— START —
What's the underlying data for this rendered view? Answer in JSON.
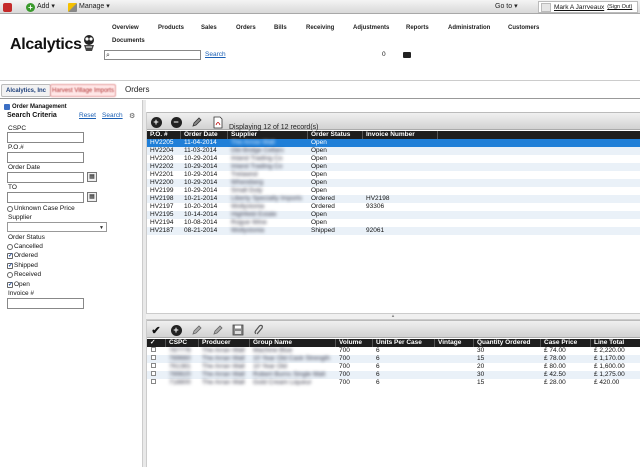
{
  "topbar": {
    "add_label": "Add ▾",
    "manage_label": "Manage ▾",
    "goto_label": "Go to ▾",
    "user_name": "Mark A Jarrveaux",
    "sign_out": "(Sign Out)"
  },
  "header": {
    "logo_text": "Alcalytics",
    "nav": [
      "Overview",
      "Products",
      "Sales",
      "Orders",
      "Bills",
      "Receiving",
      "Adjustments",
      "Reports",
      "Administration",
      "Customers"
    ],
    "nav_second_row": "Documents",
    "search_link": "Search",
    "count": "0"
  },
  "tabs": {
    "tab1": "Alcalytics, Inc",
    "tab2": "Harvest Village Imports",
    "tab3": "Orders"
  },
  "left": {
    "module_title": "Order Management",
    "search_criteria": "Search Criteria",
    "reset": "Reset",
    "search": "Search",
    "cspc_label": "CSPC",
    "po_label": "P.O.#",
    "order_date_label": "Order Date",
    "to_label": "TO",
    "unknown_case_price": "Unknown Case Price",
    "supplier_label": "Supplier",
    "order_status_label": "Order Status",
    "statuses": [
      {
        "label": "Cancelled",
        "checked": false
      },
      {
        "label": "Ordered",
        "checked": true
      },
      {
        "label": "Shipped",
        "checked": true
      },
      {
        "label": "Received",
        "checked": false
      },
      {
        "label": "Open",
        "checked": true
      }
    ],
    "invoice_label": "Invoice #"
  },
  "orders": {
    "displaying": "Displaying 12 of 12 record(s)",
    "columns": [
      "P.O. #",
      "Order Date",
      "Supplier",
      "Order Status",
      "Invoice Number"
    ],
    "rows": [
      {
        "po": "HV2205",
        "date": "11-04-2014",
        "supplier": "The Arrow Wall",
        "status": "Open",
        "invoice": ""
      },
      {
        "po": "HV2204",
        "date": "11-03-2014",
        "supplier": "Old Bridge Cellars",
        "status": "Open",
        "invoice": ""
      },
      {
        "po": "HV2203",
        "date": "10-29-2014",
        "supplier": "Inland Trading Co",
        "status": "Open",
        "invoice": ""
      },
      {
        "po": "HV2202",
        "date": "10-29-2014",
        "supplier": "Inland Trading Co",
        "status": "Open",
        "invoice": ""
      },
      {
        "po": "HV2201",
        "date": "10-29-2014",
        "supplier": "Trelawnd",
        "status": "Open",
        "invoice": ""
      },
      {
        "po": "HV2200",
        "date": "10-29-2014",
        "supplier": "Whereberg",
        "status": "Open",
        "invoice": ""
      },
      {
        "po": "HV2199",
        "date": "10-29-2014",
        "supplier": "Small Duty",
        "status": "Open",
        "invoice": ""
      },
      {
        "po": "HV2198",
        "date": "10-21-2014",
        "supplier": "Liberty Specialty Imports",
        "status": "Ordered",
        "invoice": "HV2198"
      },
      {
        "po": "HV2197",
        "date": "10-20-2014",
        "supplier": "Wollystonia",
        "status": "Ordered",
        "invoice": "93306"
      },
      {
        "po": "HV2195",
        "date": "10-14-2014",
        "supplier": "Highfield Estate",
        "status": "Open",
        "invoice": ""
      },
      {
        "po": "HV2194",
        "date": "10-08-2014",
        "supplier": "Rogue Wine",
        "status": "Open",
        "invoice": ""
      },
      {
        "po": "HV2187",
        "date": "08-21-2014",
        "supplier": "Wollystonia",
        "status": "Shipped",
        "invoice": "92061"
      }
    ]
  },
  "lines": {
    "columns": [
      "✓",
      "CSPC",
      "Producer",
      "Group Name",
      "Volume",
      "Units Per Case",
      "Vintage",
      "Quantity Ordered",
      "Case Price",
      "Line Total"
    ],
    "rows": [
      {
        "cspc": "787776",
        "producer": "The Arran Wall",
        "group": "Machine Blue",
        "volume": "700",
        "units": "6",
        "vintage": "",
        "qty": "30",
        "price": "£ 74.00",
        "total": "£ 2,220.00"
      },
      {
        "cspc": "789660",
        "producer": "The Arran Wall",
        "group": "10 Year Old Cask Strength",
        "volume": "700",
        "units": "6",
        "vintage": "",
        "qty": "15",
        "price": "£ 78.00",
        "total": "£ 1,170.00"
      },
      {
        "cspc": "761381",
        "producer": "The Arran Wall",
        "group": "10 Year Old",
        "volume": "700",
        "units": "6",
        "vintage": "",
        "qty": "20",
        "price": "£ 80.00",
        "total": "£ 1,600.00"
      },
      {
        "cspc": "789820",
        "producer": "The Arran Wall",
        "group": "Robert Burns Single Malt",
        "volume": "700",
        "units": "6",
        "vintage": "",
        "qty": "30",
        "price": "£ 42.50",
        "total": "£ 1,275.00"
      },
      {
        "cspc": "718800",
        "producer": "The Arran Wall",
        "group": "Gold Cream Liqueur",
        "volume": "700",
        "units": "6",
        "vintage": "",
        "qty": "15",
        "price": "£ 28.00",
        "total": "£ 420.00"
      }
    ]
  },
  "icons": {
    "add": "plus-circle-icon",
    "remove": "minus-circle-icon",
    "edit": "pencil-icon",
    "pdf": "pdf-icon",
    "check": "checkmark-icon",
    "save": "floppy-icon",
    "attach": "paperclip-icon",
    "calendar": "calendar-icon",
    "search": "magnifier-icon"
  }
}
— END —
Quote everything in the listing above exactly; pictures are the only thing to omit.

• Result of the exercise
What's the underlying data for this rendered view? Answer in JSON.
{
  "topbar": {
    "add_label": "Add ▾",
    "manage_label": "Manage ▾",
    "goto_label": "Go to ▾",
    "user_name": "Mark A Jarrveaux",
    "sign_out": "(Sign Out)"
  },
  "header": {
    "logo_text": "Alcalytics",
    "nav": [
      "Overview",
      "Products",
      "Sales",
      "Orders",
      "Bills",
      "Receiving",
      "Adjustments",
      "Reports",
      "Administration",
      "Customers"
    ],
    "nav_second_row": "Documents",
    "search_link": "Search",
    "count": "0"
  },
  "tabs": {
    "tab1": "Alcalytics, Inc",
    "tab2": "Harvest Village Imports",
    "tab3": "Orders"
  },
  "left": {
    "module_title": "Order Management",
    "search_criteria": "Search Criteria",
    "reset": "Reset",
    "search": "Search",
    "cspc_label": "CSPC",
    "po_label": "P.O.#",
    "order_date_label": "Order Date",
    "to_label": "TO",
    "unknown_case_price": "Unknown Case Price",
    "supplier_label": "Supplier",
    "order_status_label": "Order Status",
    "statuses": [
      {
        "label": "Cancelled",
        "checked": false
      },
      {
        "label": "Ordered",
        "checked": true
      },
      {
        "label": "Shipped",
        "checked": true
      },
      {
        "label": "Received",
        "checked": false
      },
      {
        "label": "Open",
        "checked": true
      }
    ],
    "invoice_label": "Invoice #"
  },
  "orders": {
    "displaying": "Displaying 12 of 12 record(s)",
    "columns": [
      "P.O. #",
      "Order Date",
      "Supplier",
      "Order Status",
      "Invoice Number"
    ],
    "rows": [
      {
        "po": "HV2205",
        "date": "11-04-2014",
        "supplier": "The Arrow Wall",
        "status": "Open",
        "invoice": ""
      },
      {
        "po": "HV2204",
        "date": "11-03-2014",
        "supplier": "Old Bridge Cellars",
        "status": "Open",
        "invoice": ""
      },
      {
        "po": "HV2203",
        "date": "10-29-2014",
        "supplier": "Inland Trading Co",
        "status": "Open",
        "invoice": ""
      },
      {
        "po": "HV2202",
        "date": "10-29-2014",
        "supplier": "Inland Trading Co",
        "status": "Open",
        "invoice": ""
      },
      {
        "po": "HV2201",
        "date": "10-29-2014",
        "supplier": "Trelawnd",
        "status": "Open",
        "invoice": ""
      },
      {
        "po": "HV2200",
        "date": "10-29-2014",
        "supplier": "Whereberg",
        "status": "Open",
        "invoice": ""
      },
      {
        "po": "HV2199",
        "date": "10-29-2014",
        "supplier": "Small Duty",
        "status": "Open",
        "invoice": ""
      },
      {
        "po": "HV2198",
        "date": "10-21-2014",
        "supplier": "Liberty Specialty Imports",
        "status": "Ordered",
        "invoice": "HV2198"
      },
      {
        "po": "HV2197",
        "date": "10-20-2014",
        "supplier": "Wollystonia",
        "status": "Ordered",
        "invoice": "93306"
      },
      {
        "po": "HV2195",
        "date": "10-14-2014",
        "supplier": "Highfield Estate",
        "status": "Open",
        "invoice": ""
      },
      {
        "po": "HV2194",
        "date": "10-08-2014",
        "supplier": "Rogue Wine",
        "status": "Open",
        "invoice": ""
      },
      {
        "po": "HV2187",
        "date": "08-21-2014",
        "supplier": "Wollystonia",
        "status": "Shipped",
        "invoice": "92061"
      }
    ]
  },
  "lines": {
    "columns": [
      "✓",
      "CSPC",
      "Producer",
      "Group Name",
      "Volume",
      "Units Per Case",
      "Vintage",
      "Quantity Ordered",
      "Case Price",
      "Line Total"
    ],
    "rows": [
      {
        "cspc": "787776",
        "producer": "The Arran Wall",
        "group": "Machine Blue",
        "volume": "700",
        "units": "6",
        "vintage": "",
        "qty": "30",
        "price": "£ 74.00",
        "total": "£ 2,220.00"
      },
      {
        "cspc": "789660",
        "producer": "The Arran Wall",
        "group": "10 Year Old Cask Strength",
        "volume": "700",
        "units": "6",
        "vintage": "",
        "qty": "15",
        "price": "£ 78.00",
        "total": "£ 1,170.00"
      },
      {
        "cspc": "761381",
        "producer": "The Arran Wall",
        "group": "10 Year Old",
        "volume": "700",
        "units": "6",
        "vintage": "",
        "qty": "20",
        "price": "£ 80.00",
        "total": "£ 1,600.00"
      },
      {
        "cspc": "789820",
        "producer": "The Arran Wall",
        "group": "Robert Burns Single Malt",
        "volume": "700",
        "units": "6",
        "vintage": "",
        "qty": "30",
        "price": "£ 42.50",
        "total": "£ 1,275.00"
      },
      {
        "cspc": "718800",
        "producer": "The Arran Wall",
        "group": "Gold Cream Liqueur",
        "volume": "700",
        "units": "6",
        "vintage": "",
        "qty": "15",
        "price": "£ 28.00",
        "total": "£ 420.00"
      }
    ]
  },
  "icons": {
    "add": "plus-circle-icon",
    "remove": "minus-circle-icon",
    "edit": "pencil-icon",
    "pdf": "pdf-icon",
    "check": "checkmark-icon",
    "save": "floppy-icon",
    "attach": "paperclip-icon",
    "calendar": "calendar-icon",
    "search": "magnifier-icon"
  }
}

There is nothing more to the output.